● **CHALLENGE**: Rewrite the records below, replacing "bounding boxes" with "box coordinates" and keeping everything else the same. Leave the pictures out.
::::
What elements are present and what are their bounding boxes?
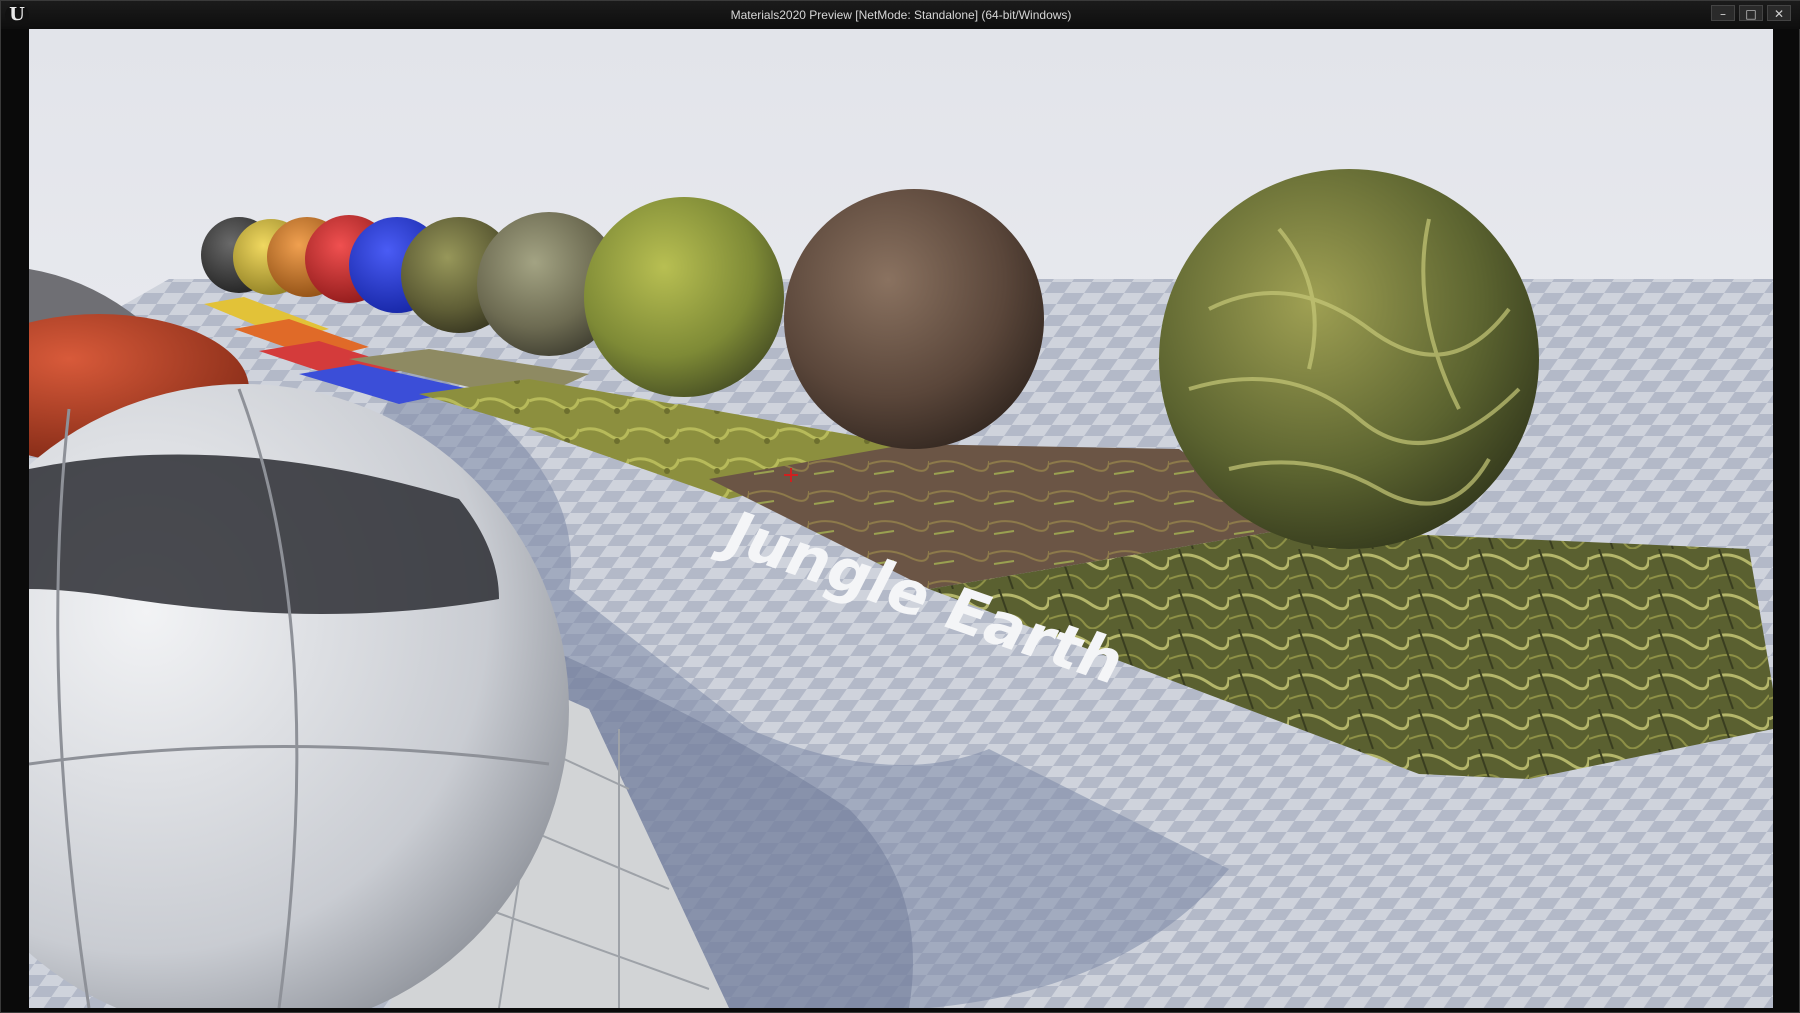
sphere-jungle-earth <box>784 189 1044 449</box>
game-viewport[interactable]: Jungle Earth <box>29 29 1773 1008</box>
minimize-button[interactable]: – <box>1711 5 1735 21</box>
game-window: U Materials2020 Preview [NetMode: Standa… <box>0 0 1800 1013</box>
window-controls: – □ ✕ <box>1711 5 1791 23</box>
title-bar[interactable]: U Materials2020 Preview [NetMode: Standa… <box>1 1 1800 29</box>
close-icon: ✕ <box>1773 7 1785 21</box>
maximize-button[interactable]: □ <box>1739 5 1763 21</box>
close-button[interactable]: ✕ <box>1767 5 1791 21</box>
window-title: Materials2020 Preview [NetMode: Standalo… <box>730 8 1072 22</box>
minimize-icon: – <box>1720 7 1726 21</box>
maximize-icon: □ <box>1745 7 1757 21</box>
sphere-moss <box>584 197 784 397</box>
sphere-jungle-roots <box>1159 169 1539 549</box>
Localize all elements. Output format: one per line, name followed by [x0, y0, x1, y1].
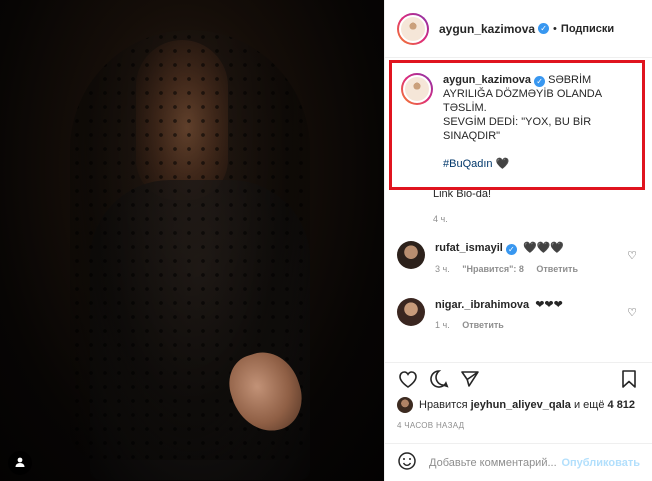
::::
● **ANSWER TO THIS PROBLEM**:
What elements are present and what are their box coordinates?
sphere-jungle-earth <box>784 189 1044 449</box>
game-viewport[interactable]: Jungle Earth <box>29 29 1773 1008</box>
minimize-button[interactable]: – <box>1711 5 1735 21</box>
game-window: U Materials2020 Preview [NetMode: Standa… <box>0 0 1800 1013</box>
window-controls: – □ ✕ <box>1711 5 1791 23</box>
title-bar[interactable]: U Materials2020 Preview [NetMode: Standa… <box>1 1 1800 29</box>
close-icon: ✕ <box>1773 7 1785 21</box>
maximize-button[interactable]: □ <box>1739 5 1763 21</box>
close-button[interactable]: ✕ <box>1767 5 1791 21</box>
window-title: Materials2020 Preview [NetMode: Standalo… <box>730 8 1072 22</box>
minimize-icon: – <box>1720 7 1726 21</box>
maximize-icon: □ <box>1745 7 1757 21</box>
sphere-moss <box>584 197 784 397</box>
sphere-jungle-roots <box>1159 169 1539 549</box>
Localize all elements. Output format: one per line, name followed by [x0, y0, x1, y1].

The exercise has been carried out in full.